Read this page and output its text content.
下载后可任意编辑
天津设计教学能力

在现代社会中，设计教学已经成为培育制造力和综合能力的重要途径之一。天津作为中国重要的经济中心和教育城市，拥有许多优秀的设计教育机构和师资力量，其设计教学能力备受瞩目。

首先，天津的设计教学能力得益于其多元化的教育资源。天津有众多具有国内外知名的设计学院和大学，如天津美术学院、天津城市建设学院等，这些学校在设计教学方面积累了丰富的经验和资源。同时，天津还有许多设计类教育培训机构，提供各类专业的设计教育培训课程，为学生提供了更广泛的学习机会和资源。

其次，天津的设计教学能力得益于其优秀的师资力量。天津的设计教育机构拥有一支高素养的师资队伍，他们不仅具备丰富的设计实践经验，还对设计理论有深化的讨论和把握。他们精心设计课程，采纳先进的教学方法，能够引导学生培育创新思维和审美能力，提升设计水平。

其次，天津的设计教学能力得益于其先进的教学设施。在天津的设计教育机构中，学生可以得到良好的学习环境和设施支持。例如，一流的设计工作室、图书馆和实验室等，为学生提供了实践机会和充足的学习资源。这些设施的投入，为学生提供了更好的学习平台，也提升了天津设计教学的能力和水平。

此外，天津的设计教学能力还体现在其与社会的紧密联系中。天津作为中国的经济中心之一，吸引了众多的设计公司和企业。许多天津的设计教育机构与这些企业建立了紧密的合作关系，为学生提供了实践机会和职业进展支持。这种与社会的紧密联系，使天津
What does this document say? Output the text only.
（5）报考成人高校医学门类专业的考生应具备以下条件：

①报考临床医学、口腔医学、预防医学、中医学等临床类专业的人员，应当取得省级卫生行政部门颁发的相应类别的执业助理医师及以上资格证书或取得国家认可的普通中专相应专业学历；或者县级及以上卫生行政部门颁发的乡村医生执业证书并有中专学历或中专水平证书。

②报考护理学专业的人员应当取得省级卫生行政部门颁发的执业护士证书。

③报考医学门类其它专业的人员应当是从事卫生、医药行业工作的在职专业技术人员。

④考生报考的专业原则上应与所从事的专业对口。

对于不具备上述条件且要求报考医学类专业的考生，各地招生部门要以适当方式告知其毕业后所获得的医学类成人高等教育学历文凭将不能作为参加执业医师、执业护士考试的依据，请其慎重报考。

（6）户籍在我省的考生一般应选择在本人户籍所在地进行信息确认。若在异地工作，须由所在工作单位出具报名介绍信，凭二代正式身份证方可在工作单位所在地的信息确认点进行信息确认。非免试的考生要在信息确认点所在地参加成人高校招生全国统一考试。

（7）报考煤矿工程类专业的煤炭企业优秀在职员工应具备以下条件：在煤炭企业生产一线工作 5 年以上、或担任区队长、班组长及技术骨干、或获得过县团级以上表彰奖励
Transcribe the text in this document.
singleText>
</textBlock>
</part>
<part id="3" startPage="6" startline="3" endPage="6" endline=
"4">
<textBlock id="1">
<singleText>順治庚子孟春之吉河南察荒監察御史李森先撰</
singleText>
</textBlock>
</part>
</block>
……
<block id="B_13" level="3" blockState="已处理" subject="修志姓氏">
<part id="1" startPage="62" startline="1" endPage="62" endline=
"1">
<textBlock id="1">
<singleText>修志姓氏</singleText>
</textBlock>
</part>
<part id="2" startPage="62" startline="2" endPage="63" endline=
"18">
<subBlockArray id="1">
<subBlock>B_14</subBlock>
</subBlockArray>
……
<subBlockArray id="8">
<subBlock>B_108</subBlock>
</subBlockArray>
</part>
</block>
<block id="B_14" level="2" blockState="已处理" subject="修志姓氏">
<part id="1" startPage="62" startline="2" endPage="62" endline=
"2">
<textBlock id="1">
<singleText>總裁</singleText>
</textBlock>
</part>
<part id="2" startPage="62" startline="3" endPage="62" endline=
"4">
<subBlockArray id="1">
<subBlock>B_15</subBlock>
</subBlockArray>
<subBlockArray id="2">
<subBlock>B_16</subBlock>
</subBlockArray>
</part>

───

### Task to complete:
Reproduce the data in full, exactly as presented.

### The output:
Read this page and output its text content.
下载后可任意编辑
天津设计教学能力

在现代社会中，设计教学已经成为培育制造力和综合能力的重要途径之一。天津作为中国重要的经济中心和教育城市，拥有许多优秀的设计教育机构和师资力量，其设计教学能力备受瞩目。

首先，天津的设计教学能力得益于其多元化的教育资源。天津有众多具有国内外知名的设计学院和大学，如天津美术学院、天津城市建设学院等，这些学校在设计教学方面积累了丰富的经验和资源。同时，天津还有许多设计类教育培训机构，提供各类专业的设计教育培训课程，为学生提供了更广泛的学习机会和资源。

其次，天津的设计教学能力得益于其优秀的师资力量。天津的设计教育机构拥有一支高素养的师资队伍，他们不仅具备丰富的设计实践经验，还对设计理论有深化的讨论和把握。他们精心设计课程，采纳先进的教学方法，能够引导学生培育创新思维和审美能力，提升设计水平。

其次，天津的设计教学能力得益于其先进的教学设施。在天津的设计教育机构中，学生可以得到良好的学习环境和设施支持。例如，一流的设计工作室、图书馆和实验室等，为学生提供了实践机会和充足的学习资源。这些设施的投入，为学生提供了更好的学习平台，也提升了天津设计教学的能力和水平。

此外，天津的设计教学能力还体现在其与社会的紧密联系中。天津作为中国的经济中心之一，吸引了众多的设计公司和企业。许多天津的设计教育机构与这些企业建立了紧密的合作关系，为学生提供了实践机会和职业进展支持。这种与社会的紧密联系，使天津
What does this document say? Output the text only.
（5）报考成人高校医学门类专业的考生应具备以下条件：

①报考临床医学、口腔医学、预防医学、中医学等临床类专业的人员，应当取得省级卫生行政部门颁发的相应类别的执业助理医师及以上资格证书或取得国家认可的普通中专相应专业学历；或者县级及以上卫生行政部门颁发的乡村医生执业证书并有中专学历或中专水平证书。

②报考护理学专业的人员应当取得省级卫生行政部门颁发的执业护士证书。

③报考医学门类其它专业的人员应当是从事卫生、医药行业工作的在职专业技术人员。

④考生报考的专业原则上应与所从事的专业对口。

对于不具备上述条件且要求报考医学类专业的考生，各地招生部门要以适当方式告知其毕业后所获得的医学类成人高等教育学历文凭将不能作为参加执业医师、执业护士考试的依据，请其慎重报考。

（6）户籍在我省的考生一般应选择在本人户籍所在地进行信息确认。若在异地工作，须由所在工作单位出具报名介绍信，凭二代正式身份证方可在工作单位所在地的信息确认点进行信息确认。非免试的考生要在信息确认点所在地参加成人高校招生全国统一考试。

（7）报考煤矿工程类专业的煤炭企业优秀在职员工应具备以下条件：在煤炭企业生产一线工作 5 年以上、或担任区队长、班组长及技术骨干、或获得过县团级以上表彰奖励
Transcribe the text in this document.
singleText>
</textBlock>
</part>
<part id="3" startPage="6" startline="3" endPage="6" endline=
"4">
<textBlock id="1">
<singleText>順治庚子孟春之吉河南察荒監察御史李森先撰</
singleText>
</textBlock>
</part>
</block>
……
<block id="B_13" level="3" blockState="已处理" subject="修志姓氏">
<part id="1" startPage="62" startline="1" endPage="62" endline=
"1">
<textBlock id="1">
<singleText>修志姓氏</singleText>
</textBlock>
</part>
<part id="2" startPage="62" startline="2" endPage="63" endline=
"18">
<subBlockArray id="1">
<subBlock>B_14</subBlock>
</subBlockArray>
……
<subBlockArray id="8">
<subBlock>B_108</subBlock>
</subBlockArray>
</part>
</block>
<block id="B_14" level="2" blockState="已处理" subject="修志姓氏">
<part id="1" startPage="62" startline="2" endPage="62" endline=
"2">
<textBlock id="1">
<singleText>總裁</singleText>
</textBlock>
</part>
<part id="2" startPage="62" startline="3" endPage="62" endline=
"4">
<subBlockArray id="1">
<subBlock>B_15</subBlock>
</subBlockArray>
<subBlockArray id="2">
<subBlock>B_16</subBlock>
</subBlockArray>
</part>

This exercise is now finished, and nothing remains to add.